▶ **Task description**
From the entries below, gather every line containing the string "this".

▶ **Dataset listings of figures**
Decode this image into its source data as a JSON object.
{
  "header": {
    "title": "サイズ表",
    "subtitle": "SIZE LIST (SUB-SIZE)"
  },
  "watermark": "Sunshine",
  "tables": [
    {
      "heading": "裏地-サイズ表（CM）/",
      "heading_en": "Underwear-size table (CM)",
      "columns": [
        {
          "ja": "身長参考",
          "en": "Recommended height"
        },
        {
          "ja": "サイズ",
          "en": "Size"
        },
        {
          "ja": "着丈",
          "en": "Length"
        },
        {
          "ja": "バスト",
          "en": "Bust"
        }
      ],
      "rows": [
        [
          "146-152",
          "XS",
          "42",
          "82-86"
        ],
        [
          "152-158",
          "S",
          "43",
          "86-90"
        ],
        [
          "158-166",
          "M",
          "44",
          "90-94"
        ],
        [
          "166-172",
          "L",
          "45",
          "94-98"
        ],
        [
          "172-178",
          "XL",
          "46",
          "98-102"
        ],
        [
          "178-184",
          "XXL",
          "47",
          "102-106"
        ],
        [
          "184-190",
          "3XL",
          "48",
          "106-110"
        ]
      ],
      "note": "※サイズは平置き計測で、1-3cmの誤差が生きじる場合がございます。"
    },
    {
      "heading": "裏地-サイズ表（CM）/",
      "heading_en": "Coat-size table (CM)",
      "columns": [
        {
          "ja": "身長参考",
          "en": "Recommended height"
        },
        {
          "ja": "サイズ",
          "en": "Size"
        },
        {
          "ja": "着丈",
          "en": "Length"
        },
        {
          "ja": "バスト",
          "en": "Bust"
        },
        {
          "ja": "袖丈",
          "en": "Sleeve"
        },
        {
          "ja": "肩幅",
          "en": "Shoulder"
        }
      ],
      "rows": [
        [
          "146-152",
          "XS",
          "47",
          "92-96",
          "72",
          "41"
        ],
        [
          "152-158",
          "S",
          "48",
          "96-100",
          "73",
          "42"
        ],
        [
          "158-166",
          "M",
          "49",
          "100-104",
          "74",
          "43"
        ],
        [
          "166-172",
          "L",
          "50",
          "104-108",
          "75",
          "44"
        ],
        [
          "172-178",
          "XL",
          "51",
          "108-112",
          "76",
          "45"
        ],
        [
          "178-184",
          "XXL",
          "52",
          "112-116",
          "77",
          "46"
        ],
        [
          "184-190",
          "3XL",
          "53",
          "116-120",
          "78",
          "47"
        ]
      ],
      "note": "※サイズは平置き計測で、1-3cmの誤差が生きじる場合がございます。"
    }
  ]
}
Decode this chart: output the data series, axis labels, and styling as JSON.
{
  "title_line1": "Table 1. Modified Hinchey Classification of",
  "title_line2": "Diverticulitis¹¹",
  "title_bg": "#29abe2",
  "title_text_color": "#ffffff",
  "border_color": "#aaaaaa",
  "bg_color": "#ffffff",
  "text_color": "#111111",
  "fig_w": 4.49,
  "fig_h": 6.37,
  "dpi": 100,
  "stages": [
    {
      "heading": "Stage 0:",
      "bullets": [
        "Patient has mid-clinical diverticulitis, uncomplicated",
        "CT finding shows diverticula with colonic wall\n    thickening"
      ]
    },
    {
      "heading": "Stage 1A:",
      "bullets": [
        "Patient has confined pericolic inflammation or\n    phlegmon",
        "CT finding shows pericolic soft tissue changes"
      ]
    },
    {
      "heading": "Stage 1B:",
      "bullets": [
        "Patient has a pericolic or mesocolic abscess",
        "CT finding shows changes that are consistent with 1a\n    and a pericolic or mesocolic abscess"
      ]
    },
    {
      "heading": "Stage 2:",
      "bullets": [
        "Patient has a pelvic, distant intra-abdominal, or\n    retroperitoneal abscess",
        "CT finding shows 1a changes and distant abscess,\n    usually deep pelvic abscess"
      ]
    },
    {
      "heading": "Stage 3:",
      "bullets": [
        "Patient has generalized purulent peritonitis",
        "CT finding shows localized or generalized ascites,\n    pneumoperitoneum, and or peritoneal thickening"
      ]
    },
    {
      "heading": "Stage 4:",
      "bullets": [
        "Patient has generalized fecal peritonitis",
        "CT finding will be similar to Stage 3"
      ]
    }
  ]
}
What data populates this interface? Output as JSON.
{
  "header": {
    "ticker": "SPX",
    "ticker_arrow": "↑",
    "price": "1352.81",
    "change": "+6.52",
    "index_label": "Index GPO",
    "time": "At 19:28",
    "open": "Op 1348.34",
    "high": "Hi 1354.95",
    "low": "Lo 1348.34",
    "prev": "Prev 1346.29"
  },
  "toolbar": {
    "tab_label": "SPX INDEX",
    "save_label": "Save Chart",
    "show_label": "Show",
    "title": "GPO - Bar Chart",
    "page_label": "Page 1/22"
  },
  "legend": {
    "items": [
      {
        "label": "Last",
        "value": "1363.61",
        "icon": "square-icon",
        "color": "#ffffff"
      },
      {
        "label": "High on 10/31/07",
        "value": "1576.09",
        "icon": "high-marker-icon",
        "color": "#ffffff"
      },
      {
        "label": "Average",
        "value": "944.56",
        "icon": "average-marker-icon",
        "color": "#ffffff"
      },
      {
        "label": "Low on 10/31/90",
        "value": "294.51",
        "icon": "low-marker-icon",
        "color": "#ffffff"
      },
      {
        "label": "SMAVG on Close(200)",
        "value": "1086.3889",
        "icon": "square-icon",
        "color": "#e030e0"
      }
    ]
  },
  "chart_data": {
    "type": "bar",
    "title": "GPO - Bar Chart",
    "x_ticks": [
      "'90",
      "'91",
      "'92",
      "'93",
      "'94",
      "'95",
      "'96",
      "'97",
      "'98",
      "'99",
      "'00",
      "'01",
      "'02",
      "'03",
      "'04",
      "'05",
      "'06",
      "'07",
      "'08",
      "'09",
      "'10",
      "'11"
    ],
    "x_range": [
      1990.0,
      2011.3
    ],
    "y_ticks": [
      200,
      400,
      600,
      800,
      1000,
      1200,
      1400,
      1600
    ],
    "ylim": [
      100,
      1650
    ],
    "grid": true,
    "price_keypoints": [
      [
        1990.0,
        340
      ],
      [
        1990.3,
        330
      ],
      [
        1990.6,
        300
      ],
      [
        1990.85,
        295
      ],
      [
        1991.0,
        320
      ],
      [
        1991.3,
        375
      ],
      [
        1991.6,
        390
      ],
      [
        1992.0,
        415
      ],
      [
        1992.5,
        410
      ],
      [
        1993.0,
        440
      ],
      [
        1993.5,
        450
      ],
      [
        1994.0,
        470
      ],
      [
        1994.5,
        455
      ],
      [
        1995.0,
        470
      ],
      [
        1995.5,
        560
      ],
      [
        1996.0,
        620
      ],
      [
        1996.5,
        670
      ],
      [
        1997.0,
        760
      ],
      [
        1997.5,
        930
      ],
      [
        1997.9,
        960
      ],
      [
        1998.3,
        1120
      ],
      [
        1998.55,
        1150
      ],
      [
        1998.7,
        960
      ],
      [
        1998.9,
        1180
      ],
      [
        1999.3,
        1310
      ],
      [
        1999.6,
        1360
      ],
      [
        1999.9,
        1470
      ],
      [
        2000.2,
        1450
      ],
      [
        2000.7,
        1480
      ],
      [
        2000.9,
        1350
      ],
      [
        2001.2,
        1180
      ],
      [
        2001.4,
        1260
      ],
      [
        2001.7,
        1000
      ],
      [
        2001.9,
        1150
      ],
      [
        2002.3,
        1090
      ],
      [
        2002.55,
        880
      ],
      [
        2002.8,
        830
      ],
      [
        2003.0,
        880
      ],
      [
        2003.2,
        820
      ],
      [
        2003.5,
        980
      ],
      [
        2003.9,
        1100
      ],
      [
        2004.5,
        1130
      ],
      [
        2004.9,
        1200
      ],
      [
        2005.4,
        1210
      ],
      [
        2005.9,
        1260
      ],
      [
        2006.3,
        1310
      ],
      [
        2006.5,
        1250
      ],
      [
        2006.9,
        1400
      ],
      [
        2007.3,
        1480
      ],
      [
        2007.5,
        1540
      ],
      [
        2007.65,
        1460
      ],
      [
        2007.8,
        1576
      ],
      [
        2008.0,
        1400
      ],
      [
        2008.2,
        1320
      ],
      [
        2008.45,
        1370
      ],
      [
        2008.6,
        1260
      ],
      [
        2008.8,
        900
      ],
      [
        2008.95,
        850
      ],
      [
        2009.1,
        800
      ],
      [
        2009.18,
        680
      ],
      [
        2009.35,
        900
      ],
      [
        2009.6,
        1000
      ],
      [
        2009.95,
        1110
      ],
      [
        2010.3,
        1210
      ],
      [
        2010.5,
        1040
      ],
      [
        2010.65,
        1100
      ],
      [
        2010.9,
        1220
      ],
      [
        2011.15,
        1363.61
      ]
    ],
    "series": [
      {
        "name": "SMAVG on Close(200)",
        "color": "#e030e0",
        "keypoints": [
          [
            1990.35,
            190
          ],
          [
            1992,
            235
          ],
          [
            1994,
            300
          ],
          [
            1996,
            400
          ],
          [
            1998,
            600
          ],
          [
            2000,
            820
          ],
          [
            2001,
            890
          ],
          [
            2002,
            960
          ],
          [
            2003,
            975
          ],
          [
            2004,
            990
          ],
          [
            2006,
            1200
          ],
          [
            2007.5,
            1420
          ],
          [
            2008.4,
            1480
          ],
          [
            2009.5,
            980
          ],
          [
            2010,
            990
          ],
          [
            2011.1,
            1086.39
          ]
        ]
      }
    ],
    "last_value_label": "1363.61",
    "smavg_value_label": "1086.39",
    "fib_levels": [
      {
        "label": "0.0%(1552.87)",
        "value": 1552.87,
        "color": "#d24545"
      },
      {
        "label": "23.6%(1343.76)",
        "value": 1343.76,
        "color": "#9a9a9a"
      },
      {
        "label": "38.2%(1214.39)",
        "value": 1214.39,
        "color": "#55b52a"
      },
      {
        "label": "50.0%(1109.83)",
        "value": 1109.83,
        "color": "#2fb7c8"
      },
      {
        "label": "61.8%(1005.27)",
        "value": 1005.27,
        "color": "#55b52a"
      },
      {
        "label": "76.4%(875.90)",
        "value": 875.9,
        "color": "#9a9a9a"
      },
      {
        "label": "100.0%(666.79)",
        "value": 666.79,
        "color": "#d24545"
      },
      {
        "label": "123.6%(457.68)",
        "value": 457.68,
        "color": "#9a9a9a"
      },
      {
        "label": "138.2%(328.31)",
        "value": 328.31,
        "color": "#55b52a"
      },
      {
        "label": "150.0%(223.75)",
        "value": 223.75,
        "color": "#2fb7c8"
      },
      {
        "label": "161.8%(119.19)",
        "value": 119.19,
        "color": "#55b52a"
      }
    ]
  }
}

▶ **Written response**
Decode this image into its source data as a JSON object.
Decode this chart: output the data series, axis labels, and styling as JSON.
What data populates this interface? Output as JSON.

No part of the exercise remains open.